§ **EXERCISE BRIEF**: Find and copy each line of the records where the string "Menyhárd" shows up.

§ **DATA LISTING**:
+++++
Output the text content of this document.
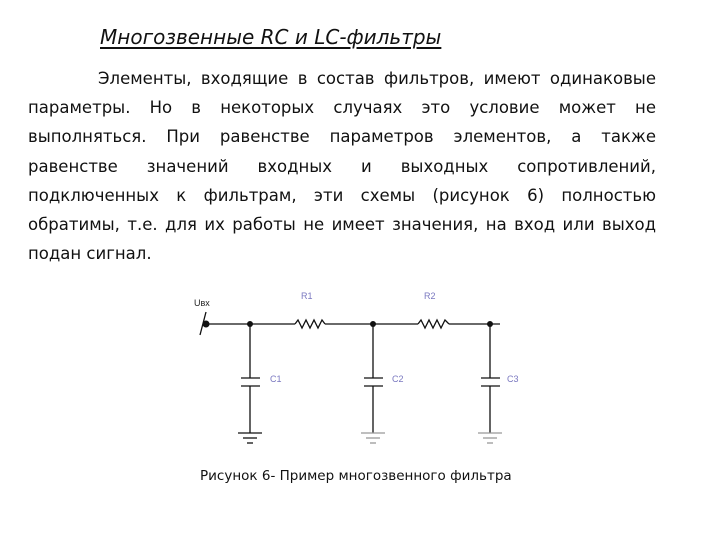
Многозвенные RC и LC-фильтры
Элементы, входящие в состав фильтров, имеют одинаковые параметры. Но в некоторых случаях это условие может не выполняться. При равенстве параметров элементов, а также равенстве значений входных и выходных сопротивлений, подключенных к фильтрам, эти схемы (рисунок 6) полностью обратимы, т.е. для их работы не имеет значения, на вход или выход подан сигнал.
Uвх
R1	R2
C1	C2	C3
Рисунок 6- Пример многозвенного фильтра
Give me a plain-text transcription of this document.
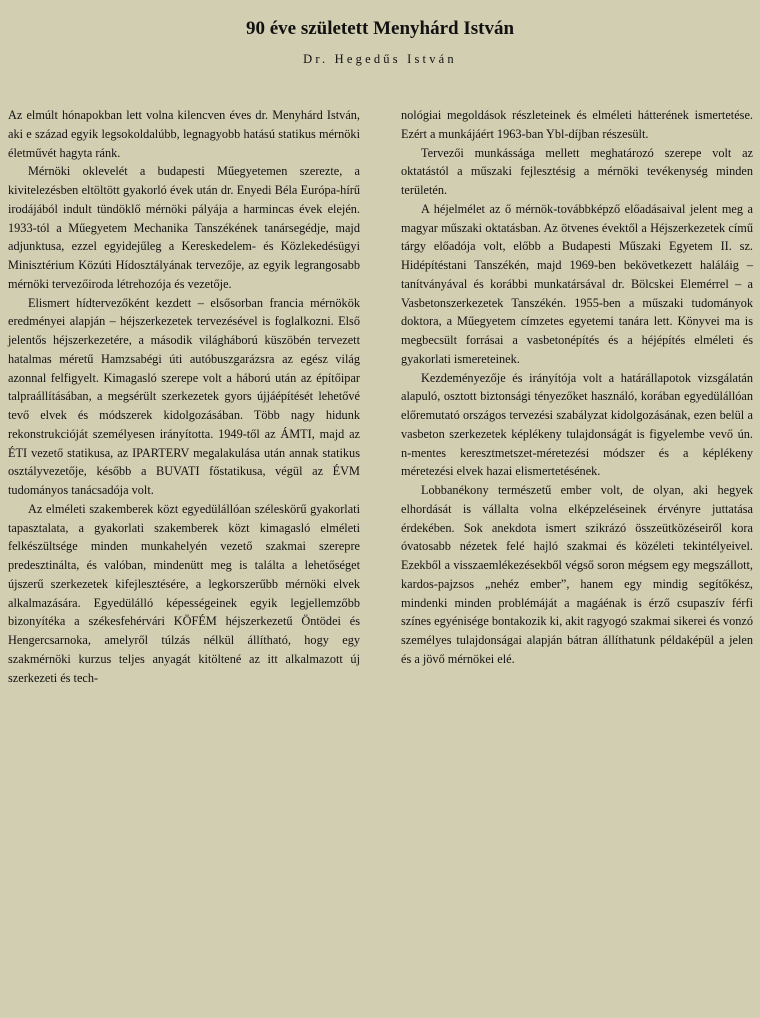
90 éve született Menyhárd István
Dr. Hegedűs István

Az elmúlt hónapokban lett volna kilencven éves dr. Menyhárd István, aki e század egyik legsokoldalúbb, legnagyobb hatású statikus mérnöki életművét hagyta ránk.

Mérnöki oklevelét a budapesti Műegyetemen szerezte, a kivitelezésben eltöltött gyakorló évek után dr. Enyedi Béla Európa-hírű irodájából indult tündöklő mérnöki pályája a harmincas évek elején. 1933-tól a Műegyetem Mechanika Tanszékének tanársegédje, majd adjunktusa, ezzel egyidejűleg a Kereskedelem- és Közlekedésügyi Minisztérium Közúti Hídosztályának tervezője, az egyik legrangosabb mérnöki tervezőiroda létrehozója és vezetője.

Elismert hídtervezőként kezdett – elsősorban francia mérnökök eredményei alapján – héjszerkezetek tervezésével is foglalkozni. Első jelentős héjszerkezetére, a második világháború küszöbén tervezett hatalmas méretű Hamzsabégi úti autóbuszgarázsra az egész világ azonnal felfigyelt. Kimagasló szerepe volt a háború után az építőipar talpraállításában, a megsérült szerkezetek gyors újjáépítését lehetővé tevő elvek és módszerek kidolgozásában. Több nagy hidunk rekonstrukcióját személyesen irányította. 1949-től az ÁMTI, majd az ÉTI vezető statikusa, az IPARTERV megalakulása után annak statikus osztályvezetője, később a BUVATI főstatikusa, végül az ÉVM tudományos tanácsadója volt.

Az elméleti szakemberek közt egyedülállóan széleskörű gyakorlati tapasztalata, a gyakorlati szakemberek közt kimagasló elméleti felkészültsége minden munkahelyén vezető szakmai szerepre predesztinálta, és valóban, mindenütt meg is találta a lehetőséget újszerű szerkezetek kifejlesztésére, a legkorszerűbb mérnöki elvek alkalmazására. Egyedülálló képességeinek egyik legjellemzőbb bizonyítéka a székesfehérvári KÖFÉM héjszerkezetű Öntödei és Hengercsarnoka, amelyről túlzás nélkül állítható, hogy egy szakmérnöki kurzus teljes anyagát kitöltené az itt alkalmazott új szerkezeti és tech-

nológiai megoldások részleteinek és elméleti hátterének ismertetése. Ezért a munkájáért 1963-ban Ybl-díjban részesült.

Tervezői munkássága mellett meghatározó szerepe volt az oktatástól a műszaki fejlesztésig a mérnöki tevékenység minden területén.

A héjelmélet az ő mérnök-továbbképző előadásaival jelent meg a magyar műszaki oktatásban. Az ötvenes évektől a Héjszerkezetek című tárgy előadója volt, előbb a Budapesti Műszaki Egyetem II. sz. Hidépítéstani Tanszékén, majd 1969-ben bekövetkezett haláláig – tanítványával és korábbi munkatársával dr. Bölcskei Elemérrel – a Vasbetonszerkezetek Tanszékén. 1955-ben a műszaki tudományok doktora, a Műegyetem címzetes egyetemi tanára lett. Könyvei ma is megbecsült forrásai a vasbetonépítés és a héjépítés elméleti és gyakorlati ismereteinek.

Kezdeményezője és irányítója volt a határállapotok vizsgálatán alapuló, osztott biztonsági tényezőket használó, korában egyedülállóan előremutató országos tervezési szabályzat kidolgozásának, ezen belül a vasbeton szerkezetek képlékeny tulajdonságát is figyelembe vevő ún. n-mentes keresztmetszet-méretezési módszer és a képlékeny méretezési elvek hazai elismertetésének.

Lobbanékony természetű ember volt, de olyan, aki hegyek elhordását is vállalta volna elképzeléseinek érvényre juttatása érdekében. Sok anekdota ismert szikrázó összeütközéseiről kora óvatosabb nézetek felé hajló szakmai és közéleti tekintélyeivel. Ezekből a visszaemlékezésekből végső soron mégsem egy megszállott, kardos-pajzsos „nehéz ember”, hanem egy mindig segítőkész, mindenki minden problémáját a magáénak is érző csupaszív férfi színes egyénisége bontakozik ki, akit ragyogó szakmai sikerei és vonzó személyes tulajdonságai alapján bátran állíthatunk példaképül a jelen és a jövő mérnökei elé.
+++++
§ **RESULT OF THIS TASK**:
90 éve született Menyhárd István
Az elmúlt hónapokban lett volna kilencven éves dr. Menyhárd István, aki e század egyik legsokoldalúbb, legnagyobb hatású statikus mérnöki életművét hagyta ránk.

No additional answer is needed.